■ **Exercise details**: With the pictures omitted, write out the entries that follow exactly as they stand.

[start Exercise data]

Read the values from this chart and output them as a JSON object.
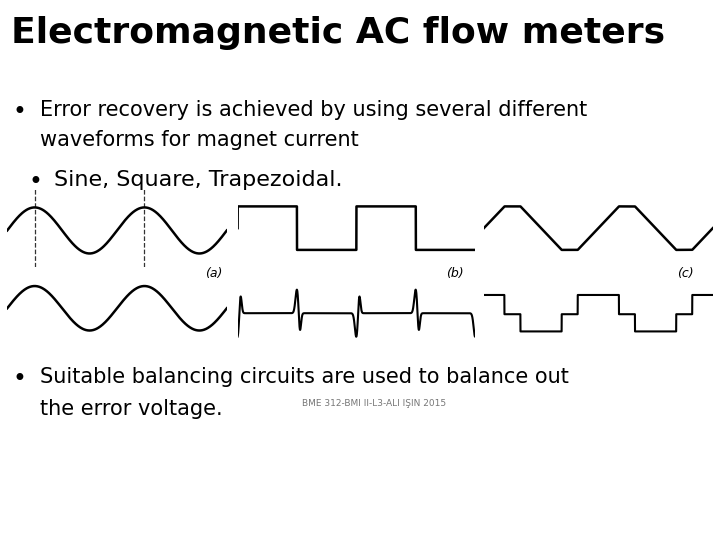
{
  "title": "Electromagnetic AC flow meters",
  "bullet1_line1": "Error recovery is achieved by using several different",
  "bullet1_line2": "waveforms for magnet current",
  "bullet2": "Sine, Square, Trapezoidal.",
  "bullet3_line1": "Suitable balancing circuits are used to balance out",
  "bullet3_line2": "the error voltage.",
  "footer": "BME 312-BMI II-L3-ALI IŞIN 2015",
  "bg_color": "#ffffff",
  "text_color": "#000000",
  "title_fontsize": 26,
  "bullet_fontsize": 15,
  "bullet2_fontsize": 16,
  "label_fontsize": 7.5
}
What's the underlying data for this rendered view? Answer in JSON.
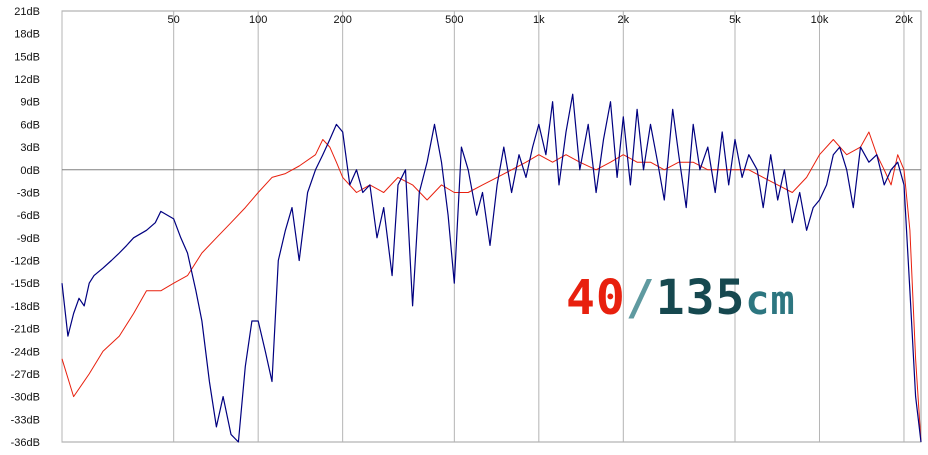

[end Exercise data]

■ **Task solution**:
Read the values from this chart and output them as a JSON object.
{
  "title": "Electromagnetic AC flow meters",
  "bullet1_line1": "Error recovery is achieved by using several different",
  "bullet1_line2": "waveforms for magnet current",
  "bullet2": "Sine, Square, Trapezoidal.",
  "bullet3_line1": "Suitable balancing circuits are used to balance out",
  "bullet3_line2": "the error voltage.",
  "footer": "BME 312-BMI II-L3-ALI IŞIN 2015",
  "bg_color": "#ffffff",
  "text_color": "#000000",
  "title_fontsize": 26,
  "bullet_fontsize": 15,
  "bullet2_fontsize": 16,
  "label_fontsize": 7.5
}
What's the underlying data for this rendered view? Answer in JSON.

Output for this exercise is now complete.